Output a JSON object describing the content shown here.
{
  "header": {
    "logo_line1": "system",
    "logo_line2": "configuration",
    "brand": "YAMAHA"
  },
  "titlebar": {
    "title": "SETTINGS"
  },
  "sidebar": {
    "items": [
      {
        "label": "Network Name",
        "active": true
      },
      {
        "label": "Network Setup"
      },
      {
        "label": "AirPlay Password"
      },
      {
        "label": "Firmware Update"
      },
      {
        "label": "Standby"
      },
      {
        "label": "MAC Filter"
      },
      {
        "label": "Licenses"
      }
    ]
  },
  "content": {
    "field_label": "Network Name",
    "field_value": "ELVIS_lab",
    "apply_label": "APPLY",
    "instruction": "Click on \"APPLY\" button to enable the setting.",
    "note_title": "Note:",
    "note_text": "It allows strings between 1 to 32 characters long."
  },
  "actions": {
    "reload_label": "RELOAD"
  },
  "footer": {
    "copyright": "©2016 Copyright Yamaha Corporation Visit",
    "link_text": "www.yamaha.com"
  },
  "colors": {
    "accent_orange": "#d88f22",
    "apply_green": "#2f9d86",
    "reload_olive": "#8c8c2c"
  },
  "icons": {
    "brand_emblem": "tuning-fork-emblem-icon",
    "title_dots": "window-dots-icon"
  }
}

________________________________________

### [Short exercise]
Locate the lines above that contain "content" and copy them.

### [The result]
Output a JSON object describing the content shown here.
  "content": {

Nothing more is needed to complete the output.